→ **Exercise inputs**:

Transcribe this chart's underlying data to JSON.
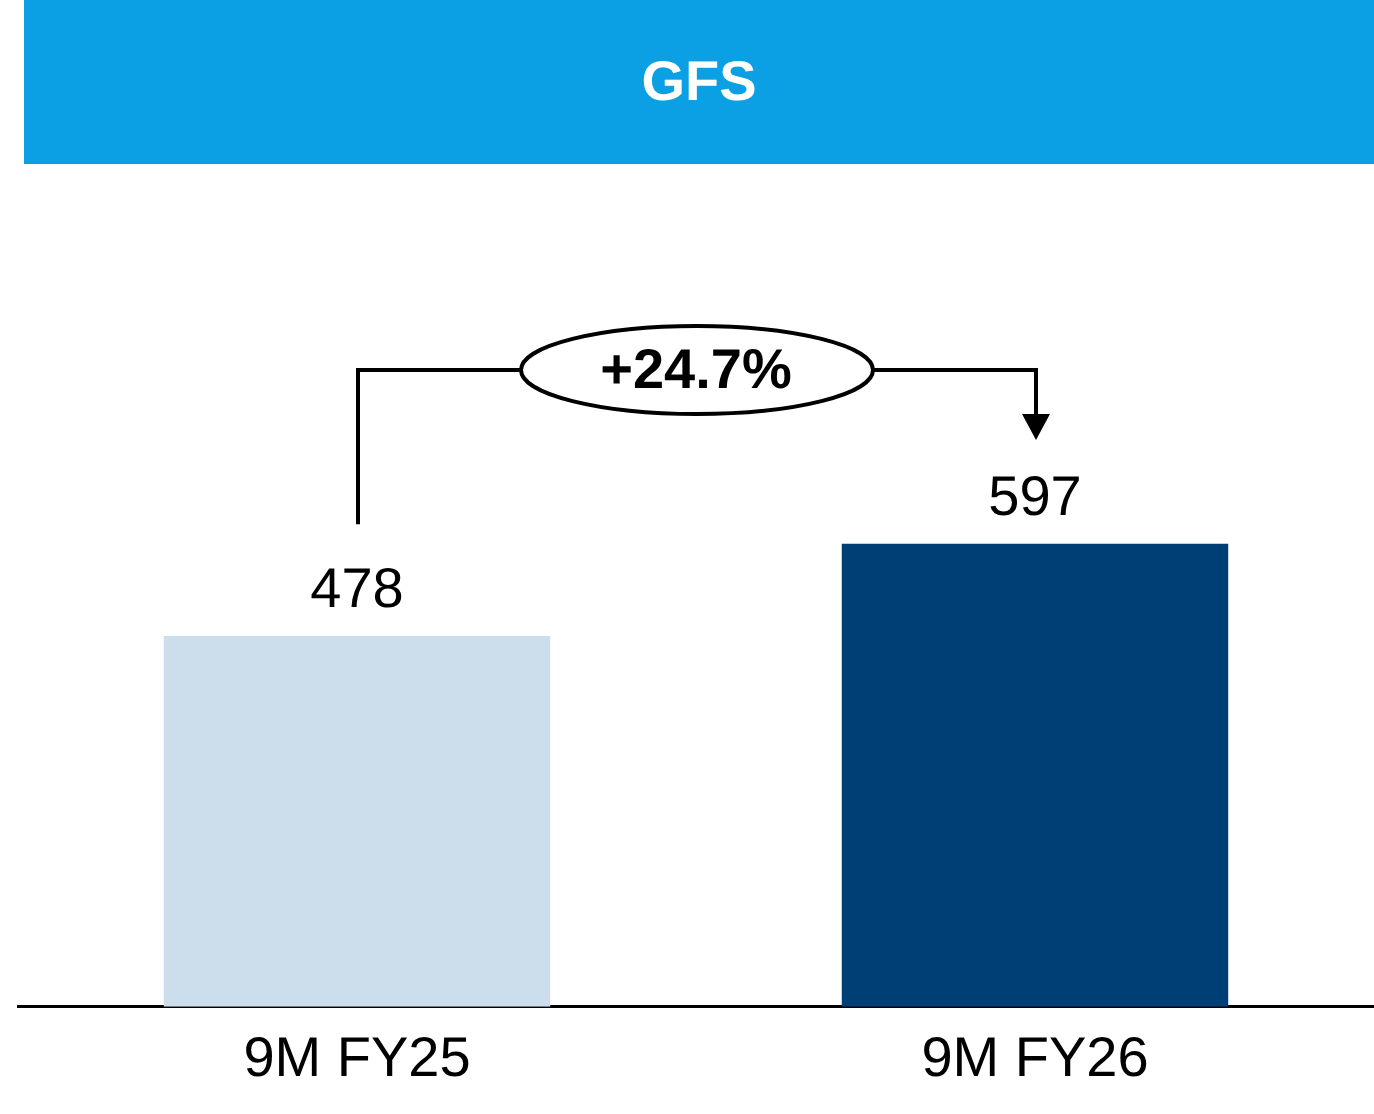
{
  "chart_data": {
    "type": "bar",
    "title": "GFS",
    "categories": [
      "9M FY25",
      "9M FY26"
    ],
    "values": [
      478,
      597
    ],
    "colors": [
      "#ccddec",
      "#003f76"
    ],
    "data_labels": true,
    "annotations": [
      "+24.7%"
    ]
  }
}
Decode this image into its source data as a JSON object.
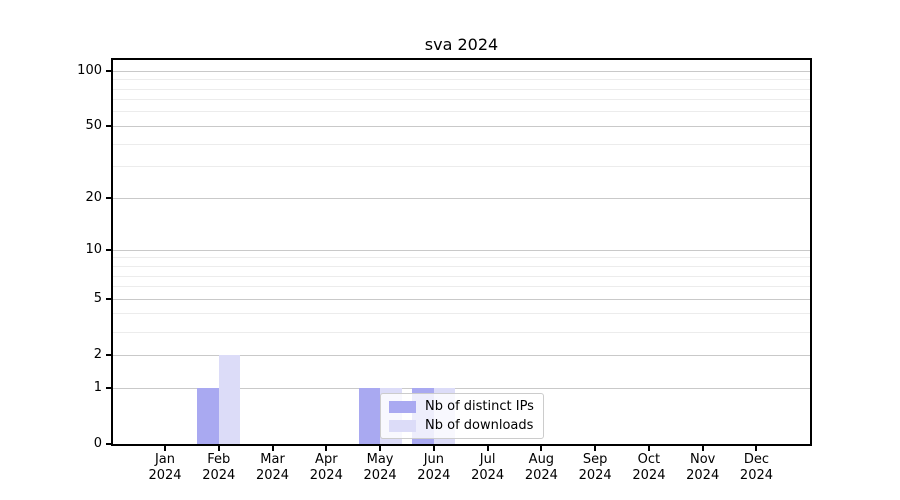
{
  "chart_data": {
    "type": "bar",
    "title": "sva 2024",
    "categories": [
      "Jan 2024",
      "Feb 2024",
      "Mar 2024",
      "Apr 2024",
      "May 2024",
      "Jun 2024",
      "Jul 2024",
      "Aug 2024",
      "Sep 2024",
      "Oct 2024",
      "Nov 2024",
      "Dec 2024"
    ],
    "series": [
      {
        "name": "Nb of distinct IPs",
        "color": "#a9a9f1",
        "values": [
          0,
          1,
          0,
          0,
          1,
          1,
          0,
          0,
          0,
          0,
          0,
          0
        ]
      },
      {
        "name": "Nb of downloads",
        "color": "#dcdcf8",
        "values": [
          0,
          2,
          0,
          0,
          1,
          1,
          0,
          0,
          0,
          0,
          0,
          0
        ]
      }
    ],
    "xlabel": "",
    "ylabel": "",
    "yscale": "log1p",
    "ylim": [
      0,
      115
    ],
    "yticks_major": [
      0,
      1,
      2,
      5,
      10,
      20,
      50,
      100
    ],
    "yticks_minor": [
      3,
      4,
      6,
      7,
      8,
      9,
      30,
      40,
      60,
      70,
      80,
      90
    ],
    "grid": true,
    "legend_position": "lower center-right inside plot"
  },
  "colors": {
    "spine": "#000000",
    "grid_major": "#c9c9c9",
    "grid_minor": "#ececec",
    "legend_border": "#cccccc"
  }
}
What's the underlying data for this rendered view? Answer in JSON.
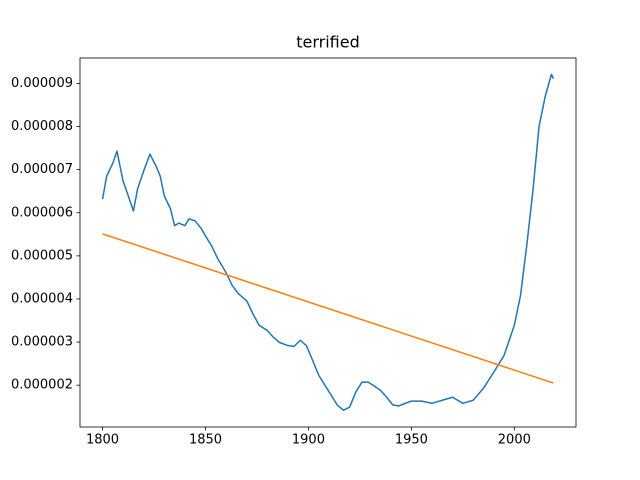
{
  "chart_data": {
    "type": "line",
    "title": "terrified",
    "xlim": [
      1789.05,
      2029.95
    ],
    "xticks": [
      1800,
      1850,
      1900,
      1950,
      2000
    ],
    "ylim": [
      1.03e-06,
      9.59e-06
    ],
    "yticks": [
      2e-06,
      3e-06,
      4e-06,
      5e-06,
      6e-06,
      7e-06,
      8e-06,
      9e-06
    ],
    "series": [
      {
        "color": "#1f77b4",
        "x": [
          1800,
          1802,
          1805,
          1807,
          1810,
          1812,
          1815,
          1817,
          1820,
          1823,
          1826,
          1828,
          1830,
          1833,
          1835,
          1837,
          1840,
          1842,
          1845,
          1848,
          1850,
          1853,
          1856,
          1860,
          1863,
          1866,
          1870,
          1873,
          1876,
          1880,
          1883,
          1886,
          1890,
          1893,
          1896,
          1899,
          1902,
          1905,
          1908,
          1911,
          1914,
          1917,
          1920,
          1923,
          1926,
          1929,
          1932,
          1935,
          1938,
          1941,
          1944,
          1947,
          1950,
          1955,
          1960,
          1965,
          1970,
          1975,
          1980,
          1985,
          1990,
          1995,
          2000,
          2003,
          2006,
          2009,
          2012,
          2015,
          2018,
          2019
        ],
        "values": [
          6.32e-06,
          6.85e-06,
          7.15e-06,
          7.43e-06,
          6.73e-06,
          6.46e-06,
          6.04e-06,
          6.55e-06,
          6.97e-06,
          7.36e-06,
          7.08e-06,
          6.85e-06,
          6.39e-06,
          6.09e-06,
          5.7e-06,
          5.76e-06,
          5.7e-06,
          5.86e-06,
          5.81e-06,
          5.63e-06,
          5.46e-06,
          5.23e-06,
          4.93e-06,
          4.61e-06,
          4.31e-06,
          4.12e-06,
          3.96e-06,
          3.66e-06,
          3.39e-06,
          3.27e-06,
          3.11e-06,
          2.99e-06,
          2.92e-06,
          2.9e-06,
          3.04e-06,
          2.92e-06,
          2.58e-06,
          2.23e-06,
          2e-06,
          1.77e-06,
          1.54e-06,
          1.42e-06,
          1.49e-06,
          1.84e-06,
          2.07e-06,
          2.07e-06,
          1.98e-06,
          1.88e-06,
          1.72e-06,
          1.54e-06,
          1.52e-06,
          1.58e-06,
          1.63e-06,
          1.63e-06,
          1.58e-06,
          1.65e-06,
          1.72e-06,
          1.58e-06,
          1.65e-06,
          1.93e-06,
          2.3e-06,
          2.69e-06,
          3.39e-06,
          4.08e-06,
          5.23e-06,
          6.5e-06,
          8e-06,
          8.7e-06,
          9.21e-06,
          9.11e-06
        ]
      },
      {
        "color": "#ff7f0e",
        "x": [
          1800,
          2019
        ],
        "values": [
          5.51e-06,
          2.05e-06
        ]
      }
    ]
  }
}
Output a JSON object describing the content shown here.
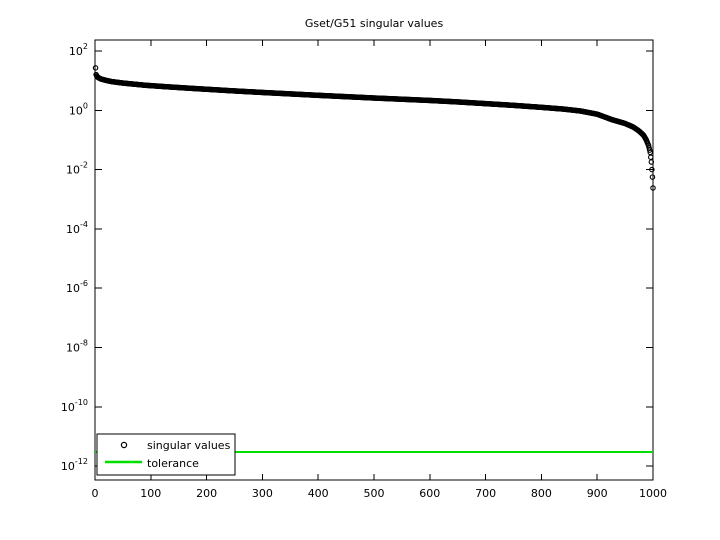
{
  "figure": {
    "title": "Gset/G51 singular values",
    "background_color": "#ffffff",
    "axes_color": "#000000"
  },
  "chart_data": {
    "type": "scatter",
    "title": "Gset/G51 singular values",
    "xlabel": "",
    "ylabel": "",
    "x_axis": {
      "min": 0,
      "max": 1000,
      "tick_labels": [
        "0",
        "100",
        "200",
        "300",
        "400",
        "500",
        "600",
        "700",
        "800",
        "900",
        "1000"
      ],
      "tick_values": [
        0,
        100,
        200,
        300,
        400,
        500,
        600,
        700,
        800,
        900,
        1000
      ]
    },
    "y_axis": {
      "scale": "log10",
      "tick_exponents": [
        2,
        0,
        -2,
        -4,
        -6,
        -8,
        -10,
        -12
      ],
      "limit_exponents": [
        -12.47,
        2.37
      ]
    },
    "grid": false,
    "series": [
      {
        "name": "singular values",
        "style": "markers",
        "marker": "hollow-circle",
        "color": "#000000",
        "n_points": 1000,
        "anchors": [
          [
            1,
            27
          ],
          [
            2,
            16
          ],
          [
            3,
            14.5
          ],
          [
            5,
            13
          ],
          [
            10,
            11.5
          ],
          [
            20,
            10.2
          ],
          [
            30,
            9.3
          ],
          [
            50,
            8.3
          ],
          [
            90,
            7.0
          ],
          [
            130,
            6.2
          ],
          [
            180,
            5.4
          ],
          [
            250,
            4.5
          ],
          [
            300,
            4.0
          ],
          [
            400,
            3.2
          ],
          [
            500,
            2.6
          ],
          [
            600,
            2.15
          ],
          [
            650,
            1.92
          ],
          [
            700,
            1.68
          ],
          [
            750,
            1.47
          ],
          [
            800,
            1.26
          ],
          [
            840,
            1.1
          ],
          [
            870,
            0.95
          ],
          [
            900,
            0.74
          ],
          [
            927,
            0.48
          ],
          [
            950,
            0.36
          ],
          [
            965,
            0.27
          ],
          [
            975,
            0.2
          ],
          [
            983,
            0.145
          ],
          [
            988,
            0.1
          ],
          [
            992,
            0.065
          ],
          [
            995,
            0.038
          ],
          [
            997,
            0.018
          ],
          [
            998,
            0.01
          ],
          [
            999,
            0.0056
          ],
          [
            1000,
            0.0024
          ]
        ]
      },
      {
        "name": "tolerance",
        "style": "line",
        "color": "#00e000",
        "value": 3e-12
      }
    ],
    "legend": {
      "position": "southwest",
      "entries": [
        {
          "label": "singular values",
          "sample": "circle-marker",
          "color": "#000000"
        },
        {
          "label": "tolerance",
          "sample": "line",
          "color": "#00e000"
        }
      ]
    }
  }
}
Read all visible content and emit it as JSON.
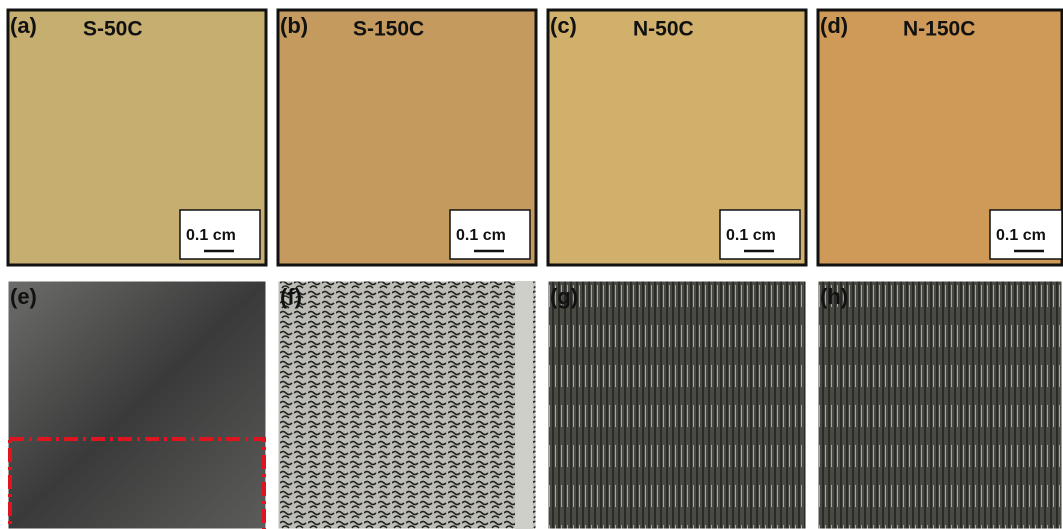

→ **Prompt**: Copy the records exactly. Skip the pictures.

→ **Full solution**:
Transcribe this chart's underlying data to JSON.
{
  "chart_data": {
    "type": "bar",
    "title": "GFS",
    "categories": [
      "9M FY25",
      "9M FY26"
    ],
    "values": [
      478,
      597
    ],
    "colors": [
      "#ccddec",
      "#003f76"
    ],
    "data_labels": true,
    "annotations": [
      "+24.7%"
    ]
  }
}
Decode this image into its source data as a JSON object.
{
  "chart_data": {
    "type": "bar",
    "title": "sva 2024",
    "categories": [
      "Jan 2024",
      "Feb 2024",
      "Mar 2024",
      "Apr 2024",
      "May 2024",
      "Jun 2024",
      "Jul 2024",
      "Aug 2024",
      "Sep 2024",
      "Oct 2024",
      "Nov 2024",
      "Dec 2024"
    ],
    "series": [
      {
        "name": "Nb of distinct IPs",
        "color": "#a9a9f1",
        "values": [
          0,
          1,
          0,
          0,
          1,
          1,
          0,
          0,
          0,
          0,
          0,
          0
        ]
      },
      {
        "name": "Nb of downloads",
        "color": "#dcdcf8",
        "values": [
          0,
          2,
          0,
          0,
          1,
          1,
          0,
          0,
          0,
          0,
          0,
          0
        ]
      }
    ],
    "xlabel": "",
    "ylabel": "",
    "yscale": "log1p",
    "ylim": [
      0,
      115
    ],
    "yticks_major": [
      0,
      1,
      2,
      5,
      10,
      20,
      50,
      100
    ],
    "yticks_minor": [
      3,
      4,
      6,
      7,
      8,
      9,
      30,
      40,
      60,
      70,
      80,
      90
    ],
    "grid": true,
    "legend_position": "lower center-right inside plot"
  },
  "colors": {
    "spine": "#000000",
    "grid_major": "#c9c9c9",
    "grid_minor": "#ececec",
    "legend_border": "#cccccc"
  }
}
What's the underlying data for this rendered view? Answer in JSON.
{
  "chart_data": {
    "type": "line",
    "title": "terrified",
    "xlim": [
      1789.05,
      2029.95
    ],
    "xticks": [
      1800,
      1850,
      1900,
      1950,
      2000
    ],
    "ylim": [
      1.03e-06,
      9.59e-06
    ],
    "yticks": [
      2e-06,
      3e-06,
      4e-06,
      5e-06,
      6e-06,
      7e-06,
      8e-06,
      9e-06
    ],
    "series": [
      {
        "color": "#1f77b4",
        "x": [
          1800,
          1802,
          1805,
          1807,
          1810,
          1812,
          1815,
          1817,
          1820,
          1823,
          1826,
          1828,
          1830,
          1833,
          1835,
          1837,
          1840,
          1842,
          1845,
          1848,
          1850,
          1853,
          1856,
          1860,
          1863,
          1866,
          1870,
          1873,
          1876,
          1880,
          1883,
          1886,
          1890,
          1893,
          1896,
          1899,
          1902,
          1905,
          1908,
          1911,
          1914,
          1917,
          1920,
          1923,
          1926,
          1929,
          1932,
          1935,
          1938,
          1941,
          1944,
          1947,
          1950,
          1955,
          1960,
          1965,
          1970,
          1975,
          1980,
          1985,
          1990,
          1995,
          2000,
          2003,
          2006,
          2009,
          2012,
          2015,
          2018,
          2019
        ],
        "values": [
          6.32e-06,
          6.85e-06,
          7.15e-06,
          7.43e-06,
          6.73e-06,
          6.46e-06,
          6.04e-06,
          6.55e-06,
          6.97e-06,
          7.36e-06,
          7.08e-06,
          6.85e-06,
          6.39e-06,
          6.09e-06,
          5.7e-06,
          5.76e-06,
          5.7e-06,
          5.86e-06,
          5.81e-06,
          5.63e-06,
          5.46e-06,
          5.23e-06,
          4.93e-06,
          4.61e-06,
          4.31e-06,
          4.12e-06,
          3.96e-06,
          3.66e-06,
          3.39e-06,
          3.27e-06,
          3.11e-06,
          2.99e-06,
          2.92e-06,
          2.9e-06,
          3.04e-06,
          2.92e-06,
          2.58e-06,
          2.23e-06,
          2e-06,
          1.77e-06,
          1.54e-06,
          1.42e-06,
          1.49e-06,
          1.84e-06,
          2.07e-06,
          2.07e-06,
          1.98e-06,
          1.88e-06,
          1.72e-06,
          1.54e-06,
          1.52e-06,
          1.58e-06,
          1.63e-06,
          1.63e-06,
          1.58e-06,
          1.65e-06,
          1.72e-06,
          1.58e-06,
          1.65e-06,
          1.93e-06,
          2.3e-06,
          2.69e-06,
          3.39e-06,
          4.08e-06,
          5.23e-06,
          6.5e-06,
          8e-06,
          8.7e-06,
          9.21e-06,
          9.11e-06
        ]
      },
      {
        "color": "#ff7f0e",
        "x": [
          1800,
          2019
        ],
        "values": [
          5.51e-06,
          2.05e-06
        ]
      }
    ]
  }
}
Output a JSON object describing the content shown here.
{
  "figure": {
    "title": "Gset/G51 singular values",
    "background_color": "#ffffff",
    "axes_color": "#000000"
  },
  "chart_data": {
    "type": "scatter",
    "title": "Gset/G51 singular values",
    "xlabel": "",
    "ylabel": "",
    "x_axis": {
      "min": 0,
      "max": 1000,
      "tick_labels": [
        "0",
        "100",
        "200",
        "300",
        "400",
        "500",
        "600",
        "700",
        "800",
        "900",
        "1000"
      ],
      "tick_values": [
        0,
        100,
        200,
        300,
        400,
        500,
        600,
        700,
        800,
        900,
        1000
      ]
    },
    "y_axis": {
      "scale": "log10",
      "tick_exponents": [
        2,
        0,
        -2,
        -4,
        -6,
        -8,
        -10,
        -12
      ],
      "limit_exponents": [
        -12.47,
        2.37
      ]
    },
    "grid": false,
    "series": [
      {
        "name": "singular values",
        "style": "markers",
        "marker": "hollow-circle",
        "color": "#000000",
        "n_points": 1000,
        "anchors": [
          [
            1,
            27
          ],
          [
            2,
            16
          ],
          [
            3,
            14.5
          ],
          [
            5,
            13
          ],
          [
            10,
            11.5
          ],
          [
            20,
            10.2
          ],
          [
            30,
            9.3
          ],
          [
            50,
            8.3
          ],
          [
            90,
            7.0
          ],
          [
            130,
            6.2
          ],
          [
            180,
            5.4
          ],
          [
            250,
            4.5
          ],
          [
            300,
            4.0
          ],
          [
            400,
            3.2
          ],
          [
            500,
            2.6
          ],
          [
            600,
            2.15
          ],
          [
            650,
            1.92
          ],
          [
            700,
            1.68
          ],
          [
            750,
            1.47
          ],
          [
            800,
            1.26
          ],
          [
            840,
            1.1
          ],
          [
            870,
            0.95
          ],
          [
            900,
            0.74
          ],
          [
            927,
            0.48
          ],
          [
            950,
            0.36
          ],
          [
            965,
            0.27
          ],
          [
            975,
            0.2
          ],
          [
            983,
            0.145
          ],
          [
            988,
            0.1
          ],
          [
            992,
            0.065
          ],
          [
            995,
            0.038
          ],
          [
            997,
            0.018
          ],
          [
            998,
            0.01
          ],
          [
            999,
            0.0056
          ],
          [
            1000,
            0.0024
          ]
        ]
      },
      {
        "name": "tolerance",
        "style": "line",
        "color": "#00e000",
        "value": 3e-12
      }
    ],
    "legend": {
      "position": "southwest",
      "entries": [
        {
          "label": "singular values",
          "sample": "circle-marker",
          "color": "#000000"
        },
        {
          "label": "tolerance",
          "sample": "line",
          "color": "#00e000"
        }
      ]
    }
  }
}
Read all visible content and emit it as JSON.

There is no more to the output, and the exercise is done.